Stored data:
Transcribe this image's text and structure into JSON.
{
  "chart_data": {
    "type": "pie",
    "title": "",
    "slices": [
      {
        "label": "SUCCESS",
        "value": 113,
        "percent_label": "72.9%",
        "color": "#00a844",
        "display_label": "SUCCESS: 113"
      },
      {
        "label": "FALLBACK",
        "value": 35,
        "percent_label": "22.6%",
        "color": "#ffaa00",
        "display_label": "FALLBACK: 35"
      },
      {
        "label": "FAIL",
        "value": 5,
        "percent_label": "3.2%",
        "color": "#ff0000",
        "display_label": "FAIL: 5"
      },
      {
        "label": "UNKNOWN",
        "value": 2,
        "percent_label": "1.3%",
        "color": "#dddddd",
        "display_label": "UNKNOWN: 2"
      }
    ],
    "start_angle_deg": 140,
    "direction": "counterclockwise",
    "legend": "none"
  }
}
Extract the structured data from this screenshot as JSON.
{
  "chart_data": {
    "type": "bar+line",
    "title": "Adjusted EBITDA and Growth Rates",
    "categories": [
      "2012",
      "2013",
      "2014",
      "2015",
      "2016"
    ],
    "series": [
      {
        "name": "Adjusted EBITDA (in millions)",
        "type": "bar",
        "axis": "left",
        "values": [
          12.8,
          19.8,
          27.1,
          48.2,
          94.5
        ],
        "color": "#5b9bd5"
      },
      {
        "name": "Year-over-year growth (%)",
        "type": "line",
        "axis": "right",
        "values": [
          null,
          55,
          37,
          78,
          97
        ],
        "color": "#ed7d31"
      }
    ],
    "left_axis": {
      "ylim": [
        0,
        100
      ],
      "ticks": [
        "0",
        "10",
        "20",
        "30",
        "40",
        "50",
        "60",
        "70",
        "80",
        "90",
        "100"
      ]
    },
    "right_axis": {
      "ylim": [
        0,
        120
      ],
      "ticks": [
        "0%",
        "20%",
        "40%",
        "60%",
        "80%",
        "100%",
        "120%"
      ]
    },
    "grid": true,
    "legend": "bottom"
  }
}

What the exercise asks
Track down every line with the word "UNKNOWN" and copy it.

Response to the exercise
        "label": "UNKNOWN",
        "display_label": "UNKNOWN: 2"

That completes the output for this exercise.